GIVEN EXERCISE >>
Pull every line that holds the word "migration" from the entries.

[Data items]
----------
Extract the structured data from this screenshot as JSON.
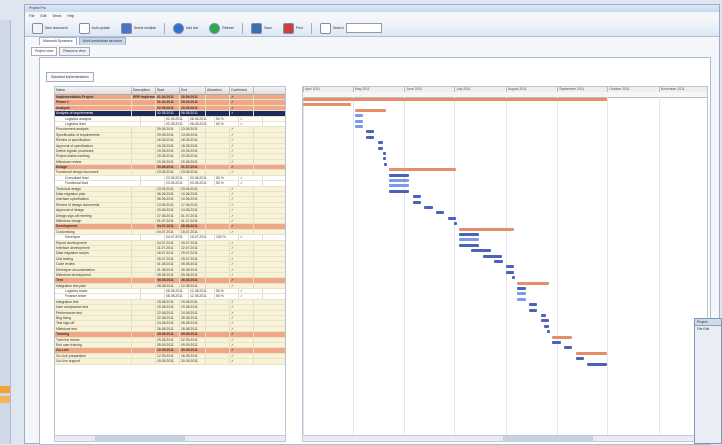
{
  "window": {
    "title": "Project Pro"
  },
  "menu": [
    "File",
    "Edit",
    "Views",
    "Help"
  ],
  "toolbar": [
    {
      "label": "New document",
      "icon": "document-icon",
      "color": "#f4f4f4"
    },
    {
      "label": "Auto update",
      "icon": "refresh-icon",
      "color": "#ffffff"
    },
    {
      "label": "Select multiple",
      "icon": "calendar-icon",
      "color": "#4a73c7"
    },
    {
      "label": "Add line",
      "icon": "globe-icon",
      "color": "#2f6fd1"
    },
    {
      "label": "Refresh",
      "icon": "refresh-green-icon",
      "color": "#2ea84a"
    },
    {
      "label": "Save",
      "icon": "save-icon",
      "color": "#3b6fb0"
    },
    {
      "label": "Print",
      "icon": "print-icon",
      "color": "#d23c3c"
    },
    {
      "label": "Search",
      "icon": "search-icon",
      "color": "#ffffff"
    }
  ],
  "tabs": [
    {
      "label": "Microsoft Dynamics",
      "active": true
    },
    {
      "label": "Work breakdown structure",
      "active": false
    }
  ],
  "subtabs": [
    {
      "label": "Project view",
      "active": true
    },
    {
      "label": "Resource view",
      "active": false
    }
  ],
  "filter": {
    "label": "Standard implementation"
  },
  "columns": [
    "Name",
    "Description",
    "Start",
    "End",
    "Allocation",
    "Confirmed"
  ],
  "rows": [
    {
      "type": "phase",
      "cells": [
        "Implementation Project",
        "ERP Implementation",
        "01.04.2011",
        "30.09.2011",
        "",
        "✓"
      ]
    },
    {
      "type": "phase",
      "cells": [
        "Phase 1",
        "",
        "01.04.2011",
        "29.04.2011",
        "",
        "✓"
      ]
    },
    {
      "type": "phase",
      "cells": [
        "Analysis",
        "",
        "02.05.2011",
        "20.05.2011",
        "",
        "✓"
      ]
    },
    {
      "type": "sel",
      "cells": [
        "Analysis of requirements",
        "",
        "02.05.2011",
        "06.05.2011",
        "",
        "✓"
      ]
    },
    {
      "type": "sub",
      "cells": [
        "Logistics analysis",
        "",
        "02.05.2011",
        "06.05.2011",
        "50 %",
        "✓"
      ]
    },
    {
      "type": "sub",
      "cells": [
        "Logistics lead",
        "",
        "02.05.2011",
        "06.05.2011",
        "50 %",
        "✓"
      ]
    },
    {
      "type": "task",
      "cells": [
        "Procurement analysis",
        "",
        "09.05.2011",
        "13.05.2011",
        "",
        "✓"
      ]
    },
    {
      "type": "task",
      "cells": [
        "Specification of requirements",
        "",
        "09.05.2011",
        "13.05.2011",
        "",
        "✓"
      ]
    },
    {
      "type": "task",
      "cells": [
        "Review of specification",
        "",
        "16.05.2011",
        "18.05.2011",
        "",
        "✓"
      ]
    },
    {
      "type": "task",
      "cells": [
        "Approval of specification",
        "",
        "16.05.2011",
        "18.05.2011",
        "",
        "✓"
      ]
    },
    {
      "type": "task",
      "cells": [
        "Define logistic processes",
        "",
        "19.05.2011",
        "20.05.2011",
        "",
        "✓"
      ]
    },
    {
      "type": "task",
      "cells": [
        "Project status meeting",
        "",
        "19.05.2011",
        "20.05.2011",
        "",
        "✓"
      ]
    },
    {
      "type": "task",
      "cells": [
        "Milestone review",
        "",
        "20.05.2011",
        "20.05.2011",
        "",
        "✓"
      ]
    },
    {
      "type": "phase",
      "cells": [
        "Design",
        "",
        "23.05.2011",
        "01.07.2011",
        "",
        "✓"
      ]
    },
    {
      "type": "task",
      "cells": [
        "Functional design document",
        "",
        "23.05.2011",
        "03.06.2011",
        "",
        "✓"
      ]
    },
    {
      "type": "sub",
      "cells": [
        "Consultant lead",
        "",
        "23.05.2011",
        "03.06.2011",
        "50 %",
        "✓"
      ]
    },
    {
      "type": "sub",
      "cells": [
        "Functional lead",
        "",
        "23.05.2011",
        "03.06.2011",
        "50 %",
        "✓"
      ]
    },
    {
      "type": "task",
      "cells": [
        "Technical design",
        "",
        "23.05.2011",
        "03.06.2011",
        "",
        "✓"
      ]
    },
    {
      "type": "task",
      "cells": [
        "Data migration plan",
        "",
        "06.06.2011",
        "10.06.2011",
        "",
        "✓"
      ]
    },
    {
      "type": "task",
      "cells": [
        "Interface specification",
        "",
        "06.06.2011",
        "10.06.2011",
        "",
        "✓"
      ]
    },
    {
      "type": "task",
      "cells": [
        "Review of design documents",
        "",
        "13.06.2011",
        "17.06.2011",
        "",
        "✓"
      ]
    },
    {
      "type": "task",
      "cells": [
        "Approval of design",
        "",
        "20.06.2011",
        "24.06.2011",
        "",
        "✓"
      ]
    },
    {
      "type": "task",
      "cells": [
        "Design sign-off meeting",
        "",
        "27.06.2011",
        "01.07.2011",
        "",
        "✓"
      ]
    },
    {
      "type": "task",
      "cells": [
        "Milestone design",
        "",
        "01.07.2011",
        "01.07.2011",
        "",
        "✓"
      ]
    },
    {
      "type": "phase",
      "cells": [
        "Development",
        "",
        "04.07.2011",
        "05.08.2011",
        "",
        "✓"
      ]
    },
    {
      "type": "task",
      "cells": [
        "Customising",
        "",
        "04.07.2011",
        "15.07.2011",
        "",
        "✓"
      ]
    },
    {
      "type": "sub",
      "cells": [
        "Developer",
        "",
        "04.07.2011",
        "15.07.2011",
        "100 %",
        "✓"
      ]
    },
    {
      "type": "task",
      "cells": [
        "Report development",
        "",
        "04.07.2011",
        "15.07.2011",
        "",
        "✓"
      ]
    },
    {
      "type": "task",
      "cells": [
        "Interface development",
        "",
        "11.07.2011",
        "22.07.2011",
        "",
        "✓"
      ]
    },
    {
      "type": "task",
      "cells": [
        "Data migration scripts",
        "",
        "18.07.2011",
        "29.07.2011",
        "",
        "✓"
      ]
    },
    {
      "type": "task",
      "cells": [
        "Unit testing",
        "",
        "25.07.2011",
        "29.07.2011",
        "",
        "✓"
      ]
    },
    {
      "type": "task",
      "cells": [
        "Code review",
        "",
        "01.08.2011",
        "05.08.2011",
        "",
        "✓"
      ]
    },
    {
      "type": "task",
      "cells": [
        "Developer documentation",
        "",
        "01.08.2011",
        "05.08.2011",
        "",
        "✓"
      ]
    },
    {
      "type": "task",
      "cells": [
        "Milestone development",
        "",
        "05.08.2011",
        "05.08.2011",
        "",
        "✓"
      ]
    },
    {
      "type": "phase",
      "cells": [
        "Test",
        "",
        "08.08.2011",
        "26.08.2011",
        "",
        "✓"
      ]
    },
    {
      "type": "task",
      "cells": [
        "Integration test plan",
        "",
        "08.08.2011",
        "12.08.2011",
        "",
        "✓"
      ]
    },
    {
      "type": "sub",
      "cells": [
        "Logistics tester",
        "",
        "08.08.2011",
        "12.08.2011",
        "50 %",
        "✓"
      ]
    },
    {
      "type": "sub",
      "cells": [
        "Finance tester",
        "",
        "08.08.2011",
        "12.08.2011",
        "50 %",
        "✓"
      ]
    },
    {
      "type": "task",
      "cells": [
        "Integration test",
        "",
        "15.08.2011",
        "19.08.2011",
        "",
        "✓"
      ]
    },
    {
      "type": "task",
      "cells": [
        "User acceptance test",
        "",
        "15.08.2011",
        "19.08.2011",
        "",
        "✓"
      ]
    },
    {
      "type": "task",
      "cells": [
        "Performance test",
        "",
        "22.08.2011",
        "24.08.2011",
        "",
        "✓"
      ]
    },
    {
      "type": "task",
      "cells": [
        "Bug fixing",
        "",
        "22.08.2011",
        "26.08.2011",
        "",
        "✓"
      ]
    },
    {
      "type": "task",
      "cells": [
        "Test sign-off",
        "",
        "24.08.2011",
        "26.08.2011",
        "",
        "✓"
      ]
    },
    {
      "type": "task",
      "cells": [
        "Milestone test",
        "",
        "26.08.2011",
        "26.08.2011",
        "",
        "✓"
      ]
    },
    {
      "type": "phase",
      "cells": [
        "Training",
        "",
        "29.08.2011",
        "09.09.2011",
        "",
        "✓"
      ]
    },
    {
      "type": "task",
      "cells": [
        "Train the trainer",
        "",
        "29.08.2011",
        "02.09.2011",
        "",
        "✓"
      ]
    },
    {
      "type": "task",
      "cells": [
        "End user training",
        "",
        "05.09.2011",
        "09.09.2011",
        "",
        "✓"
      ]
    },
    {
      "type": "phase",
      "cells": [
        "Go-Live",
        "",
        "12.09.2011",
        "30.09.2011",
        "",
        "✓"
      ]
    },
    {
      "type": "task",
      "cells": [
        "Go-Live preparation",
        "",
        "12.09.2011",
        "16.09.2011",
        "",
        "✓"
      ]
    },
    {
      "type": "task",
      "cells": [
        "Go-Live support",
        "",
        "19.09.2011",
        "30.09.2011",
        "",
        "✓"
      ]
    }
  ],
  "timeline": {
    "months": [
      "April 2011",
      "May 2011",
      "June 2011",
      "July 2011",
      "August 2011",
      "September 2011",
      "October 2011",
      "November 2011"
    ],
    "start": "2011-04-01",
    "end": "2011-11-30"
  },
  "colors": {
    "summary": "#e68e6a",
    "task": "#4a63b8",
    "selected_row": "#1f2a5c",
    "phase_row": "#f0a785"
  },
  "inset_window": {
    "title": "Project",
    "menu": "File Edit"
  }
}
----------
FULL RESPONSE >>
        "Data migration plan",
        "Data migration scripts",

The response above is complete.